*Problem details*
Look through the listing and locate every line containing the word "color"; copy those lines.

__________

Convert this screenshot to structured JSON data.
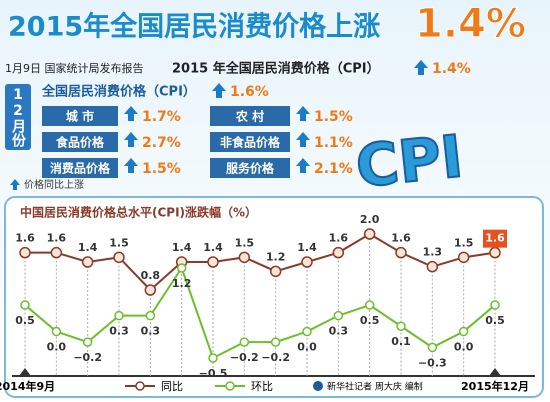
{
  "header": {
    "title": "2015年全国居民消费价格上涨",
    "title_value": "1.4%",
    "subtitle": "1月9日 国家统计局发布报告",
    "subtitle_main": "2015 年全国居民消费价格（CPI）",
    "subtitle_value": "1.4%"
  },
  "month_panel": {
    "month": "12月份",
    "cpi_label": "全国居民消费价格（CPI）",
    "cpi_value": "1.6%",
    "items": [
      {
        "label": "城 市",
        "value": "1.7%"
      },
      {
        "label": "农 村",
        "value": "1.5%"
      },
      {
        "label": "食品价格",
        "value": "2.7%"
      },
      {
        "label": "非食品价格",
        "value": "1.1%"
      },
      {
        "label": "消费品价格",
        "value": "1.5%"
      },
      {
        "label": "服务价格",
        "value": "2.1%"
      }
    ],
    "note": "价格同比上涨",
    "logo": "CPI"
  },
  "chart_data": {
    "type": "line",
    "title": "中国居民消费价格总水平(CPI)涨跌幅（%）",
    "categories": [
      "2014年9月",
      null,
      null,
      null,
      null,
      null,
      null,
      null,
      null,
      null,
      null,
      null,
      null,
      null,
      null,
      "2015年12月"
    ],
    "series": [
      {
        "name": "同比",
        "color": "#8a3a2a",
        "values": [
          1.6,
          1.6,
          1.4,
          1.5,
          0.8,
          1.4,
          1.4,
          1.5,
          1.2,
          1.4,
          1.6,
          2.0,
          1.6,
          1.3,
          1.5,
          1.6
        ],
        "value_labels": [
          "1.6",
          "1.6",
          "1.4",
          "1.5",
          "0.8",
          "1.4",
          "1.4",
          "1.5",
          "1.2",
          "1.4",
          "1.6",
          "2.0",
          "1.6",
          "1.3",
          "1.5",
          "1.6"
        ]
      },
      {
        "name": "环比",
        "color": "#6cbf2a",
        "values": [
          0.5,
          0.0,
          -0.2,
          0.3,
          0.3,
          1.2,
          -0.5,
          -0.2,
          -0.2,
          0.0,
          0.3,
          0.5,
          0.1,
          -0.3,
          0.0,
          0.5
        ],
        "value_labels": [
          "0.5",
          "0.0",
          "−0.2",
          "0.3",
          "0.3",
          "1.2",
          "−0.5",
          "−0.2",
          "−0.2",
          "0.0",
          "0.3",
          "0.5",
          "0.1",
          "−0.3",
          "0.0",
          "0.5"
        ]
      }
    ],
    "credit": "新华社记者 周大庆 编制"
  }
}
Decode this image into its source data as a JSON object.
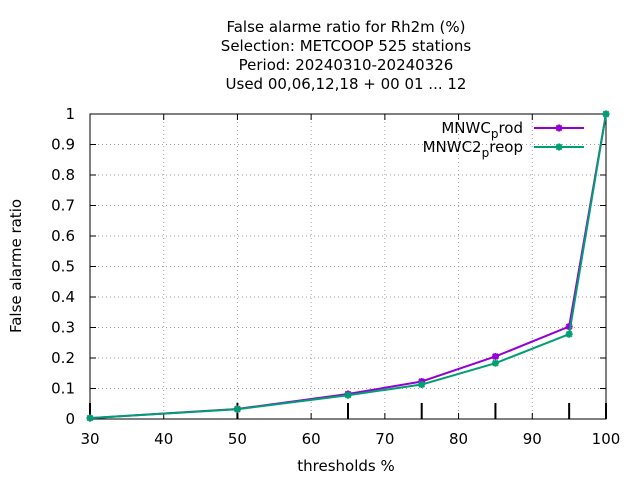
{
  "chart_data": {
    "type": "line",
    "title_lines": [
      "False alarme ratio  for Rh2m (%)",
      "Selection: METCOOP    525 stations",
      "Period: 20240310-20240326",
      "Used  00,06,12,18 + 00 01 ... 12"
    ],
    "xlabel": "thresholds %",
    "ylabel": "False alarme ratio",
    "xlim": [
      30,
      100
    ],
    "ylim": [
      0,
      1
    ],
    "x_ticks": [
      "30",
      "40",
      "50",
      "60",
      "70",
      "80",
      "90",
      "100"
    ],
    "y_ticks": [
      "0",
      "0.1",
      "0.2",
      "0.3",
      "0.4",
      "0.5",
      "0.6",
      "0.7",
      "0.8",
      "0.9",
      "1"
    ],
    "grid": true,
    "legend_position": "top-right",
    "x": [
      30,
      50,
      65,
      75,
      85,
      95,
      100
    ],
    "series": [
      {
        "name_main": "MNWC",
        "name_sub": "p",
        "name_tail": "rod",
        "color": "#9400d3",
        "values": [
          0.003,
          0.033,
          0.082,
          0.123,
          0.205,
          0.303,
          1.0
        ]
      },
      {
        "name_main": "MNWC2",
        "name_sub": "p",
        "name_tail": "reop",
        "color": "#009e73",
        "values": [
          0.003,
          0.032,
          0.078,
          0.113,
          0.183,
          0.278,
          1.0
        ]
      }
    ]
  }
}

__________

*Response to this task*
        "color": "#8a3a2a",
        "color": "#6cbf2a",
        "color": "#9400d3",
        "color": "#009e73",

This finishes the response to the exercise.